Textabschnitt
# Kernel Modul VHCI HCD

## Kunigunde

Hallo,

ich wollte den Client f[r USBIP ausprobieren, scheitere aber an dem VHCI HCD Modul. Dieses Modul wird nicht gefunden.

Ich benutye die Gentoo-sourcen fuer den Kernel und bin bei Version 2.6.36. In den Kernel sourcen habe ich habe ich dieses

Modul gefunden /linux/drivers/staging/usbip

im .config vom Kernel habe ich die VHCI option nicht gefunden, geschwiege im Menu.

Wie erstelle ich das VHCI Modul?

/Kuni

----------

## Josef.95

Hi Kunigunde (Hehe, so hiess einst unsere beste Kuh im Stall  :Wink:  )

Nutze die Suchfunktion im menuconfig, diese kannst du mit einem Slash "/" aufrufen. Wenn du dort nach "VHCI" suchst erhältst du unter anderem: 

```
Symbol: USB_IP_VHCI_HCD [=n]

Type  : tristate

Prompt: USB IP client driver

  Defined at drivers/staging/usbip/Kconfig:16 

  Depends on: STAGING [=n] && !STAGING_EXCLUDE_BUILD [=n] && USB_IP_COMMON [=n]

  Location:

    -> Device Drivers

      -> Staging drivers (STAGING [=n])

Vorliegende Daten
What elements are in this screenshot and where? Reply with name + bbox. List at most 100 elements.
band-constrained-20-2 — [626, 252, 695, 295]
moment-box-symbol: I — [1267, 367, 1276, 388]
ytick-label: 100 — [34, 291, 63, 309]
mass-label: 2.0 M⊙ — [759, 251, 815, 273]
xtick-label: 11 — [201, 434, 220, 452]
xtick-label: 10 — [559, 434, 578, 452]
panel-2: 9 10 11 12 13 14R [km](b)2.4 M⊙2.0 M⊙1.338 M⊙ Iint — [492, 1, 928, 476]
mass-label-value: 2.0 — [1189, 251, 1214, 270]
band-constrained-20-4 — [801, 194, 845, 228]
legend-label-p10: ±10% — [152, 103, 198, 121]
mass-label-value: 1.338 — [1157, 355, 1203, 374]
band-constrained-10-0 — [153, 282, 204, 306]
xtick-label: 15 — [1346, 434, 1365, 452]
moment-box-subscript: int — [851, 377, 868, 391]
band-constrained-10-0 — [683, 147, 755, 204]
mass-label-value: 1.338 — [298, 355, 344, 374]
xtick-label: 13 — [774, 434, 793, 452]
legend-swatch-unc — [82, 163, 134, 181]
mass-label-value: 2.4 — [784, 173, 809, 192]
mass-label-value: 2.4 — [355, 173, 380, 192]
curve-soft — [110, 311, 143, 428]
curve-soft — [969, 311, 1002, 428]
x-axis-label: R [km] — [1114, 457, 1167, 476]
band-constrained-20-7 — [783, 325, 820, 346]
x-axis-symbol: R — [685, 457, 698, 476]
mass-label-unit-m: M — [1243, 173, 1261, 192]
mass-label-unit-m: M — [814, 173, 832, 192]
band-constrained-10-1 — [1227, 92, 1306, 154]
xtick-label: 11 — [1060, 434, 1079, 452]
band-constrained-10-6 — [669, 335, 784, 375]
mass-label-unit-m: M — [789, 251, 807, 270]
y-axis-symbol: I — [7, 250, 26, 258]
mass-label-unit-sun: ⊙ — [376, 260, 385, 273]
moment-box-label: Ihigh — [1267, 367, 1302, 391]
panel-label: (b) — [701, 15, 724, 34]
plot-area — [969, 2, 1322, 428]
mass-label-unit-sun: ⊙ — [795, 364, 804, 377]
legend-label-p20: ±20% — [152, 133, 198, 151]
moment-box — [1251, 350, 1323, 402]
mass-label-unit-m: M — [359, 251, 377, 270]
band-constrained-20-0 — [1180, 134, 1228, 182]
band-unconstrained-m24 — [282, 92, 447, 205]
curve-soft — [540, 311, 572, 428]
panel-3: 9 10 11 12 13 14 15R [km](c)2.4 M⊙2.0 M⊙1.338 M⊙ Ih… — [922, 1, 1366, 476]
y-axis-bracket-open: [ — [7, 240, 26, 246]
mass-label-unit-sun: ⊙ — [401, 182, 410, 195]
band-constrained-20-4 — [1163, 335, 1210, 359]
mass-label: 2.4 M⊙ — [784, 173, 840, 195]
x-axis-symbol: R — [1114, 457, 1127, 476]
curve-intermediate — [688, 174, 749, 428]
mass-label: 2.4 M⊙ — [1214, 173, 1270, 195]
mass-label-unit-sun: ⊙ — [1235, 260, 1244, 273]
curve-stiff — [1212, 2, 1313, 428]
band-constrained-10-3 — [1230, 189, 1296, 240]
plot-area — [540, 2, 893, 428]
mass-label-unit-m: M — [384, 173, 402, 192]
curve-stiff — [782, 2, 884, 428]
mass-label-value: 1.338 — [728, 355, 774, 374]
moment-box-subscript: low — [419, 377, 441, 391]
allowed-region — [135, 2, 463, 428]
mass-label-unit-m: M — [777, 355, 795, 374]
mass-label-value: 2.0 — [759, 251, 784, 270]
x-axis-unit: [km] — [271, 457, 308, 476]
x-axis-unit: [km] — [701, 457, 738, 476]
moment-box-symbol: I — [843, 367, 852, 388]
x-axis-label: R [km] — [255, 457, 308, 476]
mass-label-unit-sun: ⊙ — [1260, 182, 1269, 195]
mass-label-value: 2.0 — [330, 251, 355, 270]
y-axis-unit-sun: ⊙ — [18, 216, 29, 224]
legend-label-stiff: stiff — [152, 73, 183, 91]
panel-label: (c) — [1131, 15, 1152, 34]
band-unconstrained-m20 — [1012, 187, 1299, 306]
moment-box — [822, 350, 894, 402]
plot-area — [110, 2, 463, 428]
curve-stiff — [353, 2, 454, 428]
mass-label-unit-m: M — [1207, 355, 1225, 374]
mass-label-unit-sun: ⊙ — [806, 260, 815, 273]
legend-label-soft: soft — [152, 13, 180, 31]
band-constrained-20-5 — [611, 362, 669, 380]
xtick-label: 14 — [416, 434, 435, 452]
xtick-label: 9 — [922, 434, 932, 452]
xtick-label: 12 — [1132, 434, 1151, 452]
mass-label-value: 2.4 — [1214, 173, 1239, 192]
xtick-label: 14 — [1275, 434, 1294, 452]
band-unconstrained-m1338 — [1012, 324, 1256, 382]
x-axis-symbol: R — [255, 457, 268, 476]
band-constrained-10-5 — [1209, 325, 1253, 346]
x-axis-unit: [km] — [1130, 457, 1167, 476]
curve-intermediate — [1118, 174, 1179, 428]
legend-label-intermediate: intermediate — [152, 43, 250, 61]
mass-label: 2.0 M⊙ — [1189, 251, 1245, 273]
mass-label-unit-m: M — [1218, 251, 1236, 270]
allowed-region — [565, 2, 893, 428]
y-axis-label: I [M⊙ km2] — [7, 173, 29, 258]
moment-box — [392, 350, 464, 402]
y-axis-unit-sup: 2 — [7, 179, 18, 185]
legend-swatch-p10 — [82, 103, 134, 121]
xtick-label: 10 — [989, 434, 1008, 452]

Erforderliche Schritte
**A.** Gib den Forenthread zum VHCI-Modul zwischen „Type  : tristate“ und „drivers (STAGING [=n])“ einschließlich wortgetreu aus.
**B.** Prüfe anhand des Forenthreads zum VHCI-Modul, ob diese Aussagen stimmen: (i) Im Forenthread wird die Kernel-Version 2.6.36 genannt. (ii) In der .config des Kernels war die VHCI-Option zu finden. (iii) Die Suchfunktion in menuconfig lässt sich mit einem Slash aufrufen. Beantworte jede mit Ja oder Nein und zitiere die entscheidenden Worte wörtlich.
**C.** Setze den Forenthread zum VHCI-Modul nach seinem letzten Satz fort.
Die Daten haben eine andere Herkunft als der Forenthread.

Antworten je Aufgabe
**A.**
Type  : tristate

Prompt: USB IP client driver

  Defined at drivers/staging/usbip/Kconfig:16 

  Depends on: STAGING [=n] && !STAGING_EXCLUDE_BUILD [=n] && USB_IP_COMMON [=n]

  Location:

    -> Device Drivers

      -> Staging drivers (STAGING [=n])

**B.**
(i) Ja: „bin bei Version 2.6.36“
(ii) Nein: „im .config vom Kernel habe ich die VHCI option nicht gefunden“
(iii) Ja: „diese kannst du mit einem Slash "/" aufrufen“

**C.**
         -> Exclude Staging drivers from being built (STAGING_EXCLUDE_BUILD [=n])

          -> USB IP support (EXPERIMENTAL) (USB_IP_COMMON [=n])
```

 (ist hier aus dem 2.6.37er Kernel)

----------

## Kunigunde

[quote="Josef.95"]Hi Kunigunde (Hehe, so hiess einst unsere beste Kuh im Stall  :Wink:  )

da schau einer hin:-)

>Nutze die Suchfunktion im menuconfig, diese kannst du mit einem Slash "/" aufrufen. Wenn du dort nach "VHCI" suchst erhältst 

Super, das wusste ich nicht, weil ich meistens aus bequemlichkeit Gconfig nutze. Aber es ist immer besser: Back to the roots.

>du unter anderem: [code]Symbol: USB_IP_VHCI_HCD [=n]

schon eingebaut kompiliert und funktioniert. Perfekt!!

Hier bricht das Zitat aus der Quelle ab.